■ **WORK TO BE COMPLETED**: Restate all of the data exactly.

[Data entries]
******

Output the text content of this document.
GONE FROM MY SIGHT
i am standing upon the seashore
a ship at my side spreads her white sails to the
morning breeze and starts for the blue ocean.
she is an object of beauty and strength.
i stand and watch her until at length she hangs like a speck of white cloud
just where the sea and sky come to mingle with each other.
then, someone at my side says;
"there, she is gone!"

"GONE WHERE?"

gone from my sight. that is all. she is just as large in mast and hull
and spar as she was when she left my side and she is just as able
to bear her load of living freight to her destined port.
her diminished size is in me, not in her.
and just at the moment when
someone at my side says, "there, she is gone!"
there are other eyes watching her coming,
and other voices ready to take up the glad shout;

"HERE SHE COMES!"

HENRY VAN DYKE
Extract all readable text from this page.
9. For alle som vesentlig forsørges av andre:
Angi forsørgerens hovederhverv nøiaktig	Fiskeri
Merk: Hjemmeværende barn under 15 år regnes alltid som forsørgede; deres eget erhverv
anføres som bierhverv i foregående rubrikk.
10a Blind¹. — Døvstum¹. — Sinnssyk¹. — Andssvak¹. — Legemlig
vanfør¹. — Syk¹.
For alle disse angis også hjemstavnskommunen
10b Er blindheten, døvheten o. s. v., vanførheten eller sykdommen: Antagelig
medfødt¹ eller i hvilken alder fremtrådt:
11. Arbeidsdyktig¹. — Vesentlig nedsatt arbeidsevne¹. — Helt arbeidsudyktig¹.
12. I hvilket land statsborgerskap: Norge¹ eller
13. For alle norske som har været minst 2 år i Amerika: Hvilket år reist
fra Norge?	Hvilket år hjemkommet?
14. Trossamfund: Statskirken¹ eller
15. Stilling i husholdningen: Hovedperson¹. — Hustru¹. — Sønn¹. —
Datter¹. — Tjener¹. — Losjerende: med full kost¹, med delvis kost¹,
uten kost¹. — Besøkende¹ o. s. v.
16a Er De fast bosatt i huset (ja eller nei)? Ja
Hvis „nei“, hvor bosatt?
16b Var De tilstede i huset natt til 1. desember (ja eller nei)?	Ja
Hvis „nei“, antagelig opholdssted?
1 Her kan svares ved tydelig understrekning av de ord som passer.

******

■ **FULL OUTPUT**:
Output the text content of this document.
GONE FROM MY SIGHT
i am standing upon the seashore
a ship at my side spreads her white sails to the
morning breeze and starts for the blue ocean.
she is an object of beauty and strength.
i stand and watch her until at length she hangs like a speck of white cloud
just where the sea and sky come to mingle with each other.
then, someone at my side says;
"there, she is gone!"

"GONE WHERE?"

gone from my sight. that is all. she is just as large in mast and hull
and spar as she was when she left my side and she is just as able
to bear her load of living freight to her destined port.
her diminished size is in me, not in her.
and just at the moment when
someone at my side says, "there, she is gone!"
there are other eyes watching her coming,
and other voices ready to take up the glad shout;

"HERE SHE COMES!"

HENRY VAN DYKE
Extract all readable text from this page.
9. For alle som vesentlig forsørges av andre:
Angi forsørgerens hovederhverv nøiaktig	Fiskeri
Merk: Hjemmeværende barn under 15 år regnes alltid som forsørgede; deres eget erhverv
anføres som bierhverv i foregående rubrikk.
10a Blind¹. — Døvstum¹. — Sinnssyk¹. — Andssvak¹. — Legemlig
vanfør¹. — Syk¹.
For alle disse angis også hjemstavnskommunen
10b Er blindheten, døvheten o. s. v., vanførheten eller sykdommen: Antagelig
medfødt¹ eller i hvilken alder fremtrådt:
11. Arbeidsdyktig¹. — Vesentlig nedsatt arbeidsevne¹. — Helt arbeidsudyktig¹.
12. I hvilket land statsborgerskap: Norge¹ eller
13. For alle norske som har været minst 2 år i Amerika: Hvilket år reist
fra Norge?	Hvilket år hjemkommet?
14. Trossamfund: Statskirken¹ eller
15. Stilling i husholdningen: Hovedperson¹. — Hustru¹. — Sønn¹. —
Datter¹. — Tjener¹. — Losjerende: med full kost¹, med delvis kost¹,
uten kost¹. — Besøkende¹ o. s. v.
16a Er De fast bosatt i huset (ja eller nei)? Ja
Hvis „nei“, hvor bosatt?
16b Var De tilstede i huset natt til 1. desember (ja eller nei)?	Ja
Hvis „nei“, antagelig opholdssted?
1 Her kan svares ved tydelig understrekning av de ord som passer.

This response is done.